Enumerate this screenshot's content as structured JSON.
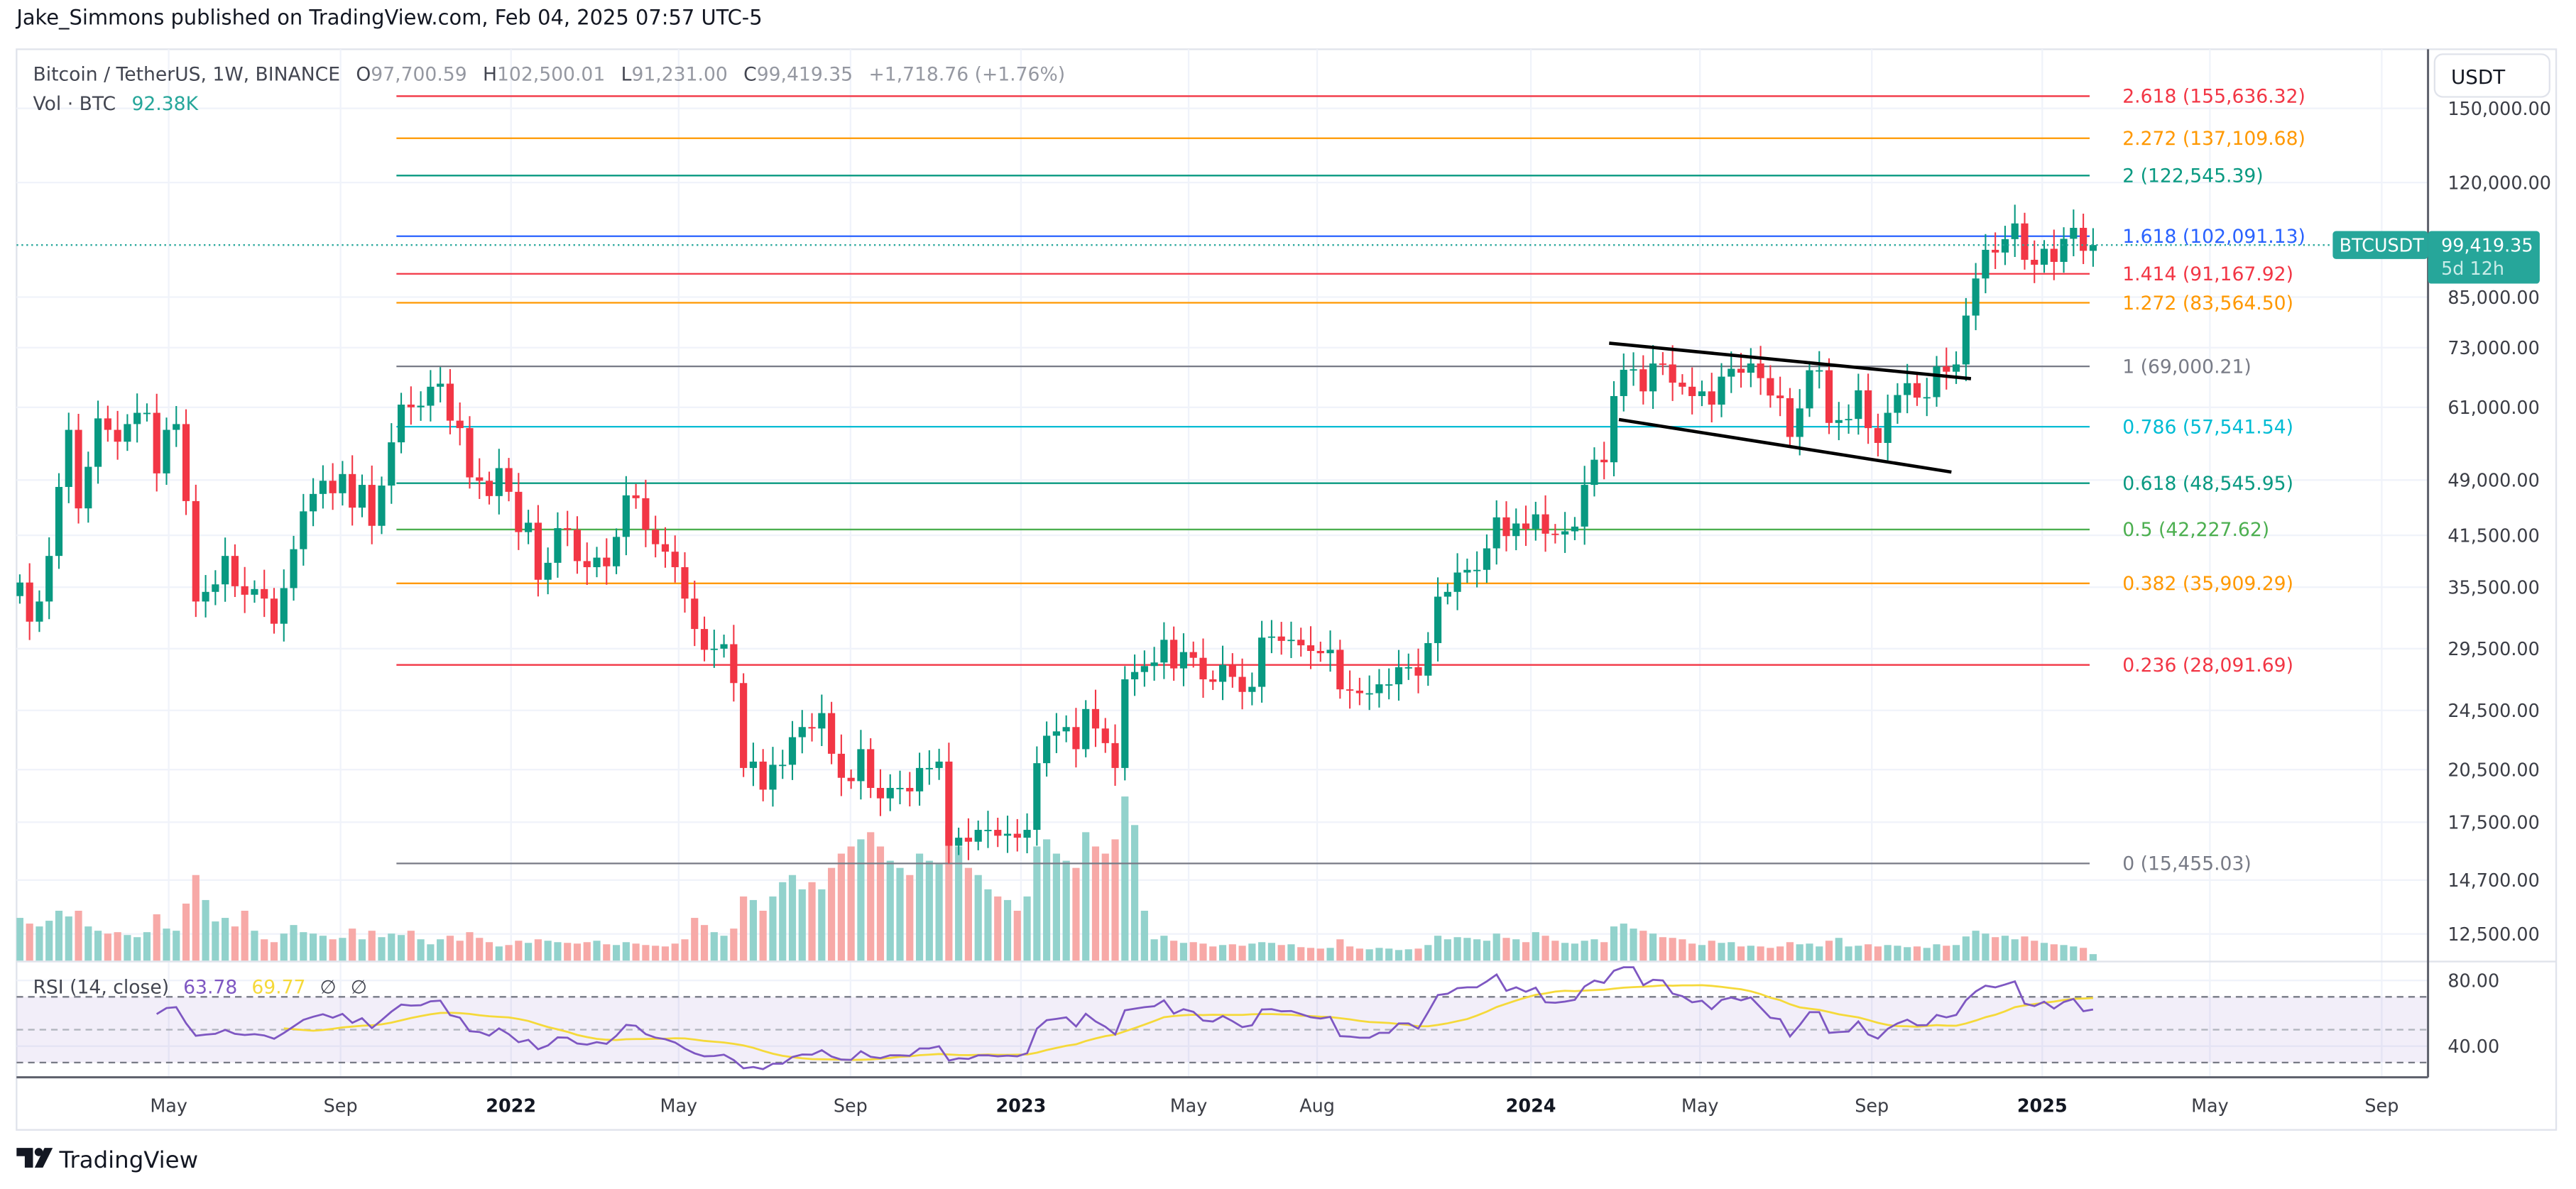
{
  "header": {
    "publisher_line": "Jake_Simmons published on TradingView.com, Feb 04, 2025 07:57 UTC-5"
  },
  "legend": {
    "symbol": "Bitcoin / TetherUS, 1W, BINANCE",
    "o_label": "O",
    "o": "97,700.59",
    "h_label": "H",
    "h": "102,500.01",
    "l_label": "L",
    "l": "91,231.00",
    "c_label": "C",
    "c": "99,419.35",
    "change": "+1,718.76 (+1.76%)",
    "vol_label": "Vol · BTC",
    "vol": "92.38K"
  },
  "price_axis": {
    "currency_button": "USDT",
    "ticks": [
      {
        "value": 150000,
        "label": "150,000.00"
      },
      {
        "value": 120000,
        "label": "120,000.00"
      },
      {
        "value": 85000,
        "label": "85,000.00"
      },
      {
        "value": 73000,
        "label": "73,000.00"
      },
      {
        "value": 61000,
        "label": "61,000.00"
      },
      {
        "value": 49000,
        "label": "49,000.00"
      },
      {
        "value": 41500,
        "label": "41,500.00"
      },
      {
        "value": 35500,
        "label": "35,500.00"
      },
      {
        "value": 29500,
        "label": "29,500.00"
      },
      {
        "value": 24500,
        "label": "24,500.00"
      },
      {
        "value": 20500,
        "label": "20,500.00"
      },
      {
        "value": 17500,
        "label": "17,500.00"
      },
      {
        "value": 14700,
        "label": "14,700.00"
      },
      {
        "value": 12500,
        "label": "12,500.00"
      }
    ],
    "scale": "log"
  },
  "last_price": {
    "symbol_tag": "BTCUSDT",
    "price": "99,419.35",
    "value": 99419.35,
    "countdown": "5d 12h"
  },
  "rsi": {
    "label": "RSI (14, close)",
    "value": "63.78",
    "ma_value": "69.77",
    "na1": "∅",
    "na2": "∅",
    "period": 14,
    "ma_period": 14,
    "axis_ticks": [
      {
        "value": 80,
        "label": "80.00"
      },
      {
        "value": 40,
        "label": "40.00"
      }
    ],
    "upper_band": 70,
    "middle_band": 50,
    "lower_band": 30
  },
  "time_axis": {
    "ticks": [
      {
        "label": "May",
        "date": "2021-05-01",
        "bold": false
      },
      {
        "label": "Sep",
        "date": "2021-09-01",
        "bold": false
      },
      {
        "label": "2022",
        "date": "2022-01-01",
        "bold": true
      },
      {
        "label": "May",
        "date": "2022-05-01",
        "bold": false
      },
      {
        "label": "Sep",
        "date": "2022-09-01",
        "bold": false
      },
      {
        "label": "2023",
        "date": "2023-01-01",
        "bold": true
      },
      {
        "label": "May",
        "date": "2023-05-01",
        "bold": false
      },
      {
        "label": "Aug",
        "date": "2023-08-01",
        "bold": false
      },
      {
        "label": "2024",
        "date": "2024-01-01",
        "bold": true
      },
      {
        "label": "May",
        "date": "2024-05-01",
        "bold": false
      },
      {
        "label": "Sep",
        "date": "2024-09-01",
        "bold": false
      },
      {
        "label": "2025",
        "date": "2025-01-01",
        "bold": true
      },
      {
        "label": "May",
        "date": "2025-05-01",
        "bold": false
      },
      {
        "label": "Sep",
        "date": "2025-09-01",
        "bold": false
      }
    ]
  },
  "fibonacci": {
    "anchor_date": "2021-10-11",
    "levels": [
      {
        "label": "2.618 (155,636.32)",
        "price": 155636.32,
        "color": "#f23645"
      },
      {
        "label": "2.272 (137,109.68)",
        "price": 137109.68,
        "color": "#ff9800"
      },
      {
        "label": "2 (122,545.39)",
        "price": 122545.39,
        "color": "#089981"
      },
      {
        "label": "1.618 (102,091.13)",
        "price": 102091.13,
        "color": "#2962ff"
      },
      {
        "label": "1.414 (91,167.92)",
        "price": 91167.92,
        "color": "#f23645"
      },
      {
        "label": "1.272 (83,564.50)",
        "price": 83564.5,
        "color": "#ff9800"
      },
      {
        "label": "1 (69,000.21)",
        "price": 69000.21,
        "color": "#787b86"
      },
      {
        "label": "0.786 (57,541.54)",
        "price": 57541.54,
        "color": "#00bcd4"
      },
      {
        "label": "0.618 (48,545.95)",
        "price": 48545.95,
        "color": "#089981"
      },
      {
        "label": "0.5 (42,227.62)",
        "price": 42227.62,
        "color": "#4caf50"
      },
      {
        "label": "0.382 (35,909.29)",
        "price": 35909.29,
        "color": "#ff9800"
      },
      {
        "label": "0.236 (28,091.69)",
        "price": 28091.69,
        "color": "#f23645"
      },
      {
        "label": "0 (15,455.03)",
        "price": 15455.03,
        "color": "#787b86"
      }
    ]
  },
  "trendlines": [
    {
      "from": {
        "date": "2024-02-26",
        "price": 74000
      },
      "to": {
        "date": "2024-11-11",
        "price": 66500
      },
      "color": "#000000"
    },
    {
      "from": {
        "date": "2024-03-04",
        "price": 58800
      },
      "to": {
        "date": "2024-10-28",
        "price": 50200
      },
      "color": "#000000"
    }
  ],
  "footer": {
    "logo_text": "TradingView"
  },
  "colors": {
    "up": "#089981",
    "down": "#f23645",
    "vol_up": "#92d2cc",
    "vol_down": "#f7a9a7",
    "rsi": "#7e57c2",
    "rsi_ma": "#f5d93a",
    "last_price": "#26a69a"
  },
  "chart_data": {
    "type": "candlestick",
    "interval": "1W",
    "first_week": "2021-01-11",
    "y_scale": "log",
    "ylim": [
      11500,
      165000
    ],
    "close": [
      36000,
      32000,
      34000,
      39000,
      48000,
      57000,
      45000,
      51000,
      59000,
      57000,
      55000,
      58000,
      60000,
      60000,
      50000,
      57000,
      58000,
      46000,
      34000,
      35000,
      35800,
      39000,
      35600,
      34700,
      35300,
      34300,
      31800,
      35400,
      39800,
      44600,
      47000,
      48900,
      47100,
      49900,
      45100,
      48300,
      42700,
      48200,
      54900,
      61500,
      61000,
      61300,
      64900,
      65500,
      58600,
      57300,
      49400,
      48900,
      46700,
      50800,
      47300,
      41900,
      43100,
      36300,
      38200,
      42400,
      42200,
      38400,
      37700,
      38800,
      37800,
      41300,
      46800,
      46400,
      42200,
      40400,
      39500,
      37700,
      34300,
      31300,
      29400,
      29500,
      29900,
      26600,
      20600,
      21000,
      19300,
      20800,
      20800,
      22600,
      23300,
      23200,
      24300,
      21500,
      20000,
      19800,
      21800,
      19400,
      18800,
      19400,
      19400,
      19200,
      20600,
      20600,
      21000,
      16300,
      16700,
      16500,
      17100,
      17100,
      16800,
      16900,
      16700,
      17100,
      20900,
      22700,
      23000,
      23300,
      21800,
      24600,
      23200,
      22200,
      20600,
      26900,
      27500,
      28000,
      28300,
      30300,
      27800,
      29200,
      28700,
      26900,
      26700,
      28100,
      27100,
      25900,
      26300,
      30500,
      30600,
      30200,
      30300,
      29800,
      29300,
      29100,
      29400,
      26100,
      26000,
      25800,
      25800,
      26500,
      26500,
      27900,
      27900,
      27200,
      30000,
      34500,
      35000,
      37100,
      37400,
      37400,
      39900,
      43800,
      41400,
      43000,
      42300,
      44200,
      41700,
      41600,
      42000,
      42600,
      48300,
      52100,
      51700,
      63100,
      68300,
      68400,
      64000,
      69600,
      69400,
      65700,
      64900,
      63100,
      64000,
      61500,
      66900,
      68500,
      67700,
      69600,
      66600,
      63200,
      62700,
      55800,
      60800,
      68200,
      68200,
      58200,
      58700,
      58900,
      64200,
      57300,
      54800,
      60000,
      63300,
      65600,
      62800,
      62900,
      69000,
      67900,
      69400,
      80400,
      89900,
      98000,
      97200,
      101200,
      106100,
      95100,
      93700,
      98300,
      94500,
      101300,
      104700,
      97700.59,
      99419.35
    ],
    "volume_k": [
      600,
      520,
      480,
      560,
      700,
      620,
      700,
      480,
      420,
      380,
      400,
      360,
      330,
      400,
      650,
      450,
      420,
      800,
      1200,
      850,
      550,
      600,
      480,
      700,
      420,
      300,
      260,
      380,
      500,
      400,
      380,
      350,
      300,
      320,
      450,
      300,
      420,
      330,
      380,
      360,
      420,
      300,
      230,
      300,
      350,
      280,
      400,
      320,
      260,
      200,
      220,
      280,
      250,
      300,
      280,
      260,
      250,
      240,
      260,
      280,
      230,
      220,
      260,
      240,
      220,
      210,
      200,
      240,
      300,
      600,
      500,
      400,
      350,
      450,
      900,
      850,
      700,
      900,
      1100,
      1200,
      1000,
      1100,
      1000,
      1300,
      1500,
      1600,
      1700,
      1800,
      1600,
      1400,
      1300,
      1200,
      1500,
      1400,
      1350,
      1900,
      1600,
      1300,
      1200,
      1000,
      900,
      850,
      700,
      900,
      1600,
      1700,
      1500,
      1400,
      1300,
      1800,
      1600,
      1500,
      1700,
      2300,
      1900,
      700,
      300,
      350,
      280,
      250,
      260,
      240,
      200,
      220,
      230,
      210,
      240,
      260,
      250,
      220,
      230,
      190,
      180,
      170,
      180,
      300,
      200,
      170,
      160,
      180,
      170,
      150,
      160,
      170,
      220,
      350,
      300,
      330,
      320,
      300,
      280,
      380,
      320,
      300,
      260,
      400,
      350,
      280,
      250,
      240,
      280,
      300,
      260,
      480,
      520,
      450,
      420,
      380,
      330,
      320,
      300,
      240,
      220,
      280,
      250,
      260,
      200,
      210,
      200,
      180,
      200,
      260,
      230,
      240,
      200,
      280,
      320,
      200,
      210,
      230,
      200,
      220,
      210,
      190,
      200,
      180,
      230,
      210,
      220,
      340,
      420,
      380,
      330,
      350,
      300,
      340,
      280,
      250,
      230,
      220,
      200,
      180,
      92.38
    ]
  }
}
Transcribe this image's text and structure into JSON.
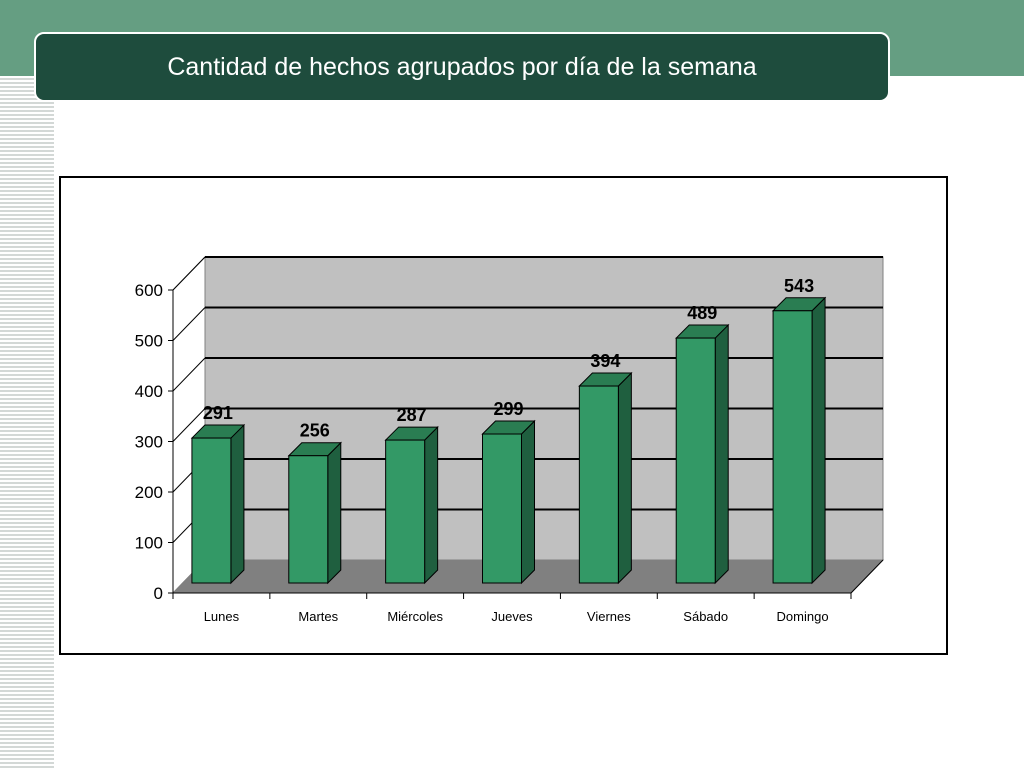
{
  "slide": {
    "title": "Cantidad de hechos agrupados por día de la semana"
  },
  "colors": {
    "band": "#659e82",
    "title_bg": "#1e4c3d",
    "bar_front": "#339966",
    "bar_side": "#1f5f3f",
    "bar_top": "#2a7d52",
    "back_wall": "#c0c0c0",
    "floor": "#808080"
  },
  "chart_data": {
    "type": "bar",
    "categories": [
      "Lunes",
      "Martes",
      "Miércoles",
      "Jueves",
      "Viernes",
      "Sábado",
      "Domingo"
    ],
    "values": [
      291,
      256,
      287,
      299,
      394,
      489,
      543
    ],
    "data_labels": [
      "291",
      "256",
      "287",
      "299",
      "394",
      "489",
      "543"
    ],
    "yticks": [
      "0",
      "100",
      "200",
      "300",
      "400",
      "500",
      "600"
    ],
    "ylim": [
      0,
      600
    ],
    "grid": true,
    "style": "3d-column",
    "legend": "none"
  }
}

────────────────────

- [BRIEF] Take every line from the data above that holds "JSON" and copy it out.

- [CORRECT OUTPUT]
Enumerate this screenshot's content as structured JSON.
Transcribe this image's text and structure into JSON.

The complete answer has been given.